**What is asked**. Below is a listing to write out in full, exactly as given, without its pictures.

(Extracted records)
□ □ □ □

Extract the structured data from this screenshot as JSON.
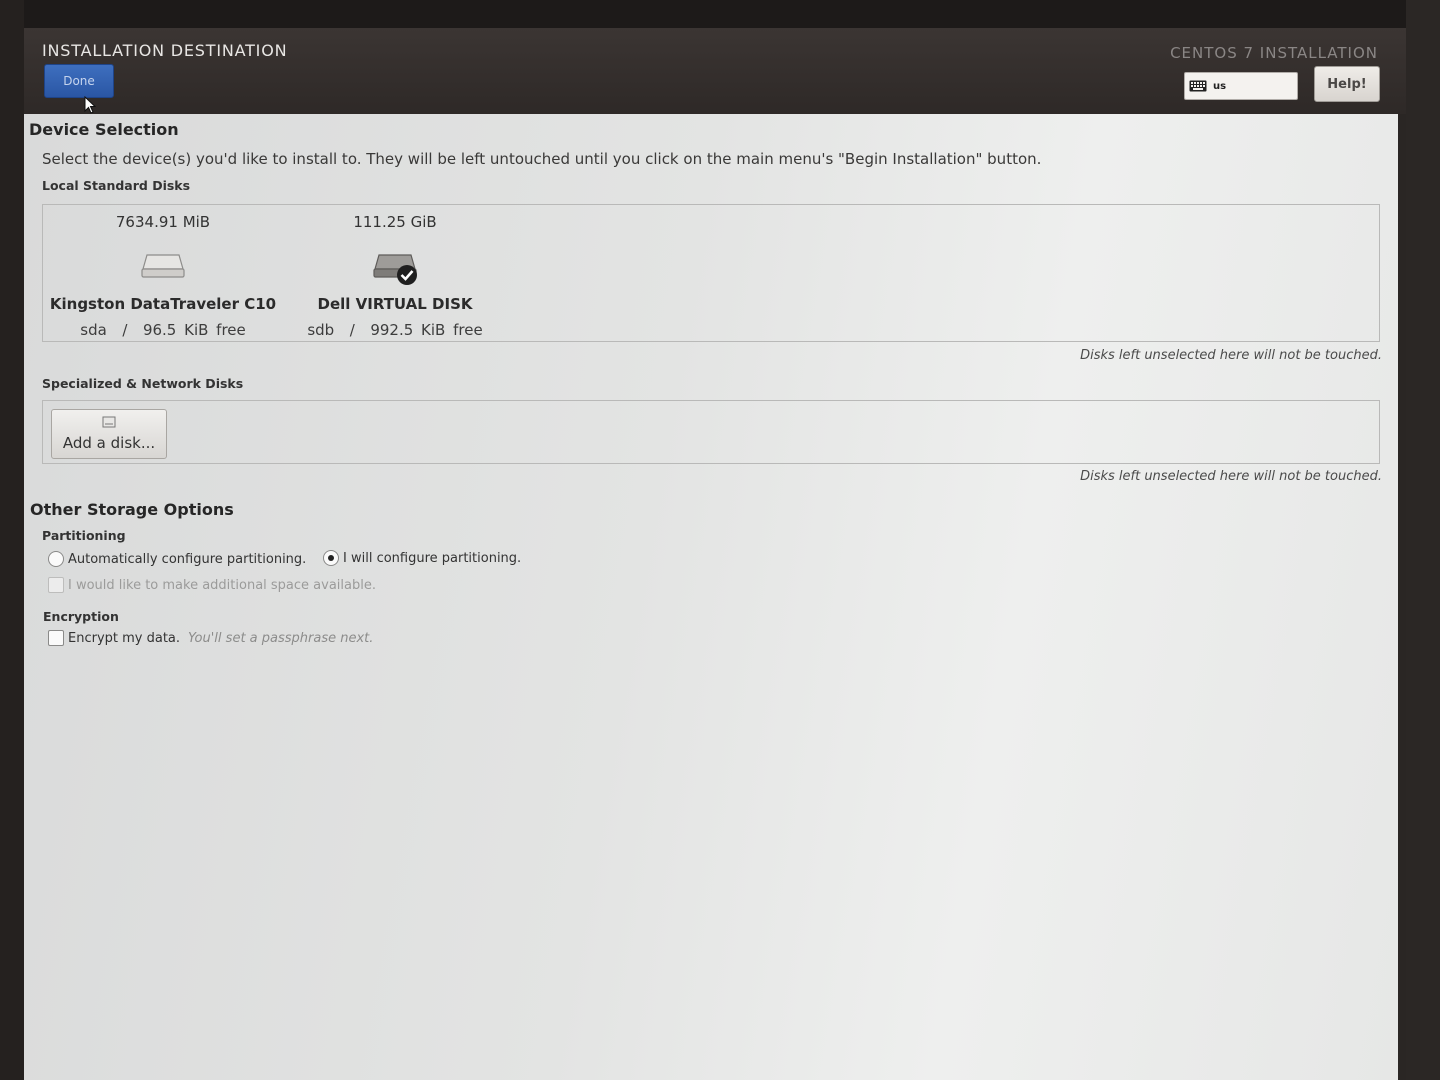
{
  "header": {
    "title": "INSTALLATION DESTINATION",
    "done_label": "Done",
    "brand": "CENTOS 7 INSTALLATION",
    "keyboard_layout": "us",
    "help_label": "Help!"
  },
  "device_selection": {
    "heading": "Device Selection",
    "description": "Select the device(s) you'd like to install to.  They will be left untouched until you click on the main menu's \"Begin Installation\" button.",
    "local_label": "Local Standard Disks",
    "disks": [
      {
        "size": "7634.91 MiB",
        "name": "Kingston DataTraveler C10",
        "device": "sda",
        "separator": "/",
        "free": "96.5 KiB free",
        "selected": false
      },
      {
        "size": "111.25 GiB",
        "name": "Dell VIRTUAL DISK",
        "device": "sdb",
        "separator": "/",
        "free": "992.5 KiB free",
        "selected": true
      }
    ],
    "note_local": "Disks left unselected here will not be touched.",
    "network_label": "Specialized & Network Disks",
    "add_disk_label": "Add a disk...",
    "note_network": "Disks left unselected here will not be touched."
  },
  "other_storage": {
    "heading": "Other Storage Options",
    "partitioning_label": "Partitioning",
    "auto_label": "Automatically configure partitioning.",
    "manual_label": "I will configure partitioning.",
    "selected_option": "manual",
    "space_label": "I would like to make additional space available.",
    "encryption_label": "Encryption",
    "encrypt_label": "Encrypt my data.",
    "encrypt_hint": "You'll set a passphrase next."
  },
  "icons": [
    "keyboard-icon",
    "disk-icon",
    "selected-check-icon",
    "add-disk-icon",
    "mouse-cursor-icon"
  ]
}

□ □ □ □

**Complete output**.
Extract the structured data from this screenshot as JSON.
{
  "header": {
    "title": "INSTALLATION DESTINATION",
    "done_label": "Done",
    "brand": "CENTOS 7 INSTALLATION",
    "keyboard_layout": "us",
    "help_label": "Help!"
  },
  "device_selection": {
    "heading": "Device Selection",
    "description": "Select the device(s) you'd like to install to.  They will be left untouched until you click on the main menu's \"Begin Installation\" button.",
    "local_label": "Local Standard Disks",
    "disks": [
      {
        "size": "7634.91 MiB",
        "name": "Kingston DataTraveler C10",
        "device": "sda",
        "separator": "/",
        "free": "96.5 KiB free",
        "selected": false
      },
      {
        "size": "111.25 GiB",
        "name": "Dell VIRTUAL DISK",
        "device": "sdb",
        "separator": "/",
        "free": "992.5 KiB free",
        "selected": true
      }
    ],
    "note_local": "Disks left unselected here will not be touched.",
    "network_label": "Specialized & Network Disks",
    "add_disk_label": "Add a disk...",
    "note_network": "Disks left unselected here will not be touched."
  },
  "other_storage": {
    "heading": "Other Storage Options",
    "partitioning_label": "Partitioning",
    "auto_label": "Automatically configure partitioning.",
    "manual_label": "I will configure partitioning.",
    "selected_option": "manual",
    "space_label": "I would like to make additional space available.",
    "encryption_label": "Encryption",
    "encrypt_label": "Encrypt my data.",
    "encrypt_hint": "You'll set a passphrase next."
  },
  "icons": [
    "keyboard-icon",
    "disk-icon",
    "selected-check-icon",
    "add-disk-icon",
    "mouse-cursor-icon"
  ]
}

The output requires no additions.